Start of Dataset rows
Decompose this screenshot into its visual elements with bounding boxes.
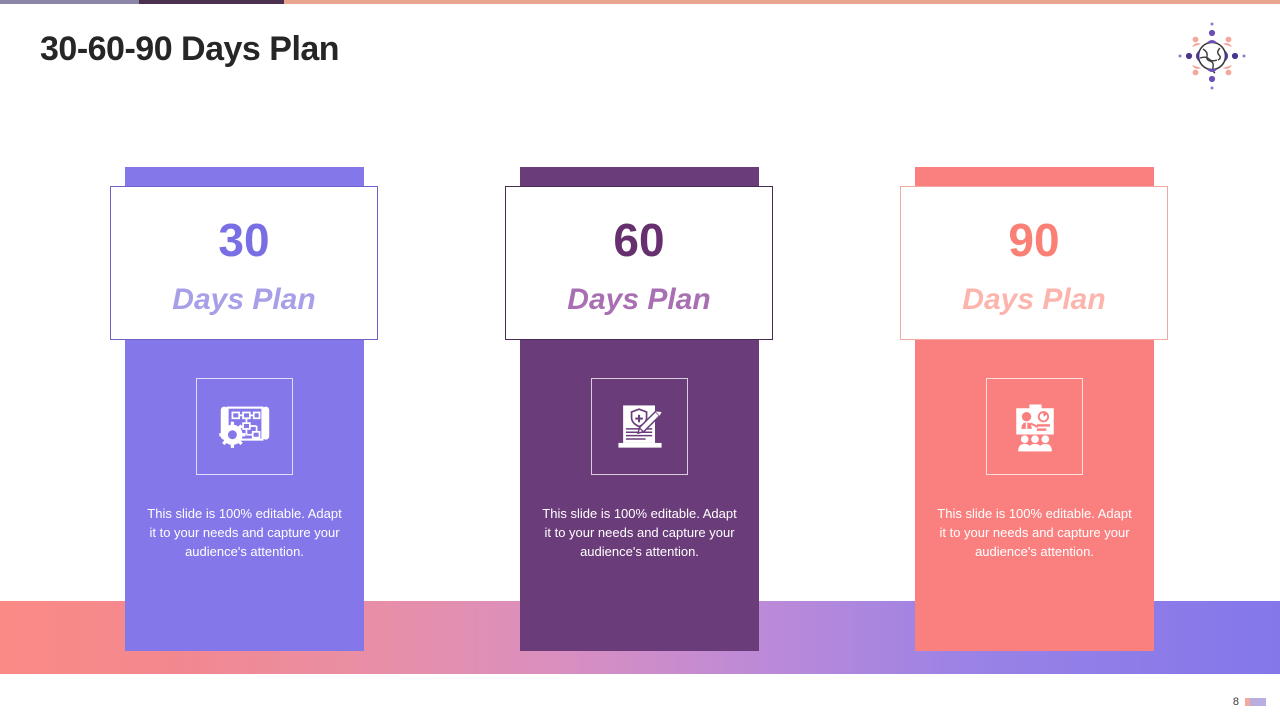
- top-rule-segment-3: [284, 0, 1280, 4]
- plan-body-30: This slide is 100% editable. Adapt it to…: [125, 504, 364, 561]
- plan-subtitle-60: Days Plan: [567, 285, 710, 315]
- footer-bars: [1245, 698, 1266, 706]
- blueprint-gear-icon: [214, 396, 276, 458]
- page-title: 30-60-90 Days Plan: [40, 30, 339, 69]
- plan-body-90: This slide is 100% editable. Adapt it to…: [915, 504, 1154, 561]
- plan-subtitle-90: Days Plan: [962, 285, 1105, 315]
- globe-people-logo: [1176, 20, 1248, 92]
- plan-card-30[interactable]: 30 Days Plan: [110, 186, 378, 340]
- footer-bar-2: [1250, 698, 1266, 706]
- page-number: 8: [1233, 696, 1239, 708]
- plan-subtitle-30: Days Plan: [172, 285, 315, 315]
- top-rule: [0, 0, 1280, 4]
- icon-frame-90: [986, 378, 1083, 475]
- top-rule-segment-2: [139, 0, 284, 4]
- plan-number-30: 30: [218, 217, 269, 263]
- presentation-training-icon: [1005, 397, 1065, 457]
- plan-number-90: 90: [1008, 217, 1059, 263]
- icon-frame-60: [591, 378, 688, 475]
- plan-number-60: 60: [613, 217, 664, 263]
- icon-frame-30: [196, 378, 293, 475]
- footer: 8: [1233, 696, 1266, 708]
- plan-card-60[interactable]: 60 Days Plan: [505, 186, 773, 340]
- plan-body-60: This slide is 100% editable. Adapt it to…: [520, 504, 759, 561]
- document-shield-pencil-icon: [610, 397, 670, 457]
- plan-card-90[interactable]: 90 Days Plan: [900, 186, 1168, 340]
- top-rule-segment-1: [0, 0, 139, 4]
End of Dataset rows
- Task details -
Can you reproduce all of the records above with every "Days Plan" switched to "Days Roadmap", changing nothing else and leaving the pictures out?

- Solved problem -
Decompose this screenshot into its visual elements with bounding boxes.
- top-rule-segment-3: [284, 0, 1280, 4]
- plan-body-30: This slide is 100% editable. Adapt it to…: [125, 504, 364, 561]
- plan-subtitle-60: Days Roadmap: [567, 285, 710, 315]
- footer-bars: [1245, 698, 1266, 706]
- blueprint-gear-icon: [214, 396, 276, 458]
- page-title: 30-60-90 Days Roadmap: [40, 30, 339, 69]
- plan-body-90: This slide is 100% editable. Adapt it to…: [915, 504, 1154, 561]
- plan-subtitle-90: Days Roadmap: [962, 285, 1105, 315]
- globe-people-logo: [1176, 20, 1248, 92]
- plan-card-30[interactable]: 30 Days Roadmap: [110, 186, 378, 340]
- footer-bar-2: [1250, 698, 1266, 706]
- page-number: 8: [1233, 696, 1239, 708]
- plan-subtitle-30: Days Roadmap: [172, 285, 315, 315]
- top-rule: [0, 0, 1280, 4]
- icon-frame-90: [986, 378, 1083, 475]
- top-rule-segment-2: [139, 0, 284, 4]
- plan-number-30: 30: [218, 217, 269, 263]
- presentation-training-icon: [1005, 397, 1065, 457]
- plan-number-90: 90: [1008, 217, 1059, 263]
- icon-frame-60: [591, 378, 688, 475]
- plan-number-60: 60: [613, 217, 664, 263]
- icon-frame-30: [196, 378, 293, 475]
- footer: 8: [1233, 696, 1266, 708]
- plan-card-60[interactable]: 60 Days Roadmap: [505, 186, 773, 340]
- plan-body-60: This slide is 100% editable. Adapt it to…: [520, 504, 759, 561]
- document-shield-pencil-icon: [610, 397, 670, 457]
- plan-card-90[interactable]: 90 Days Roadmap: [900, 186, 1168, 340]
- top-rule-segment-1: [0, 0, 139, 4]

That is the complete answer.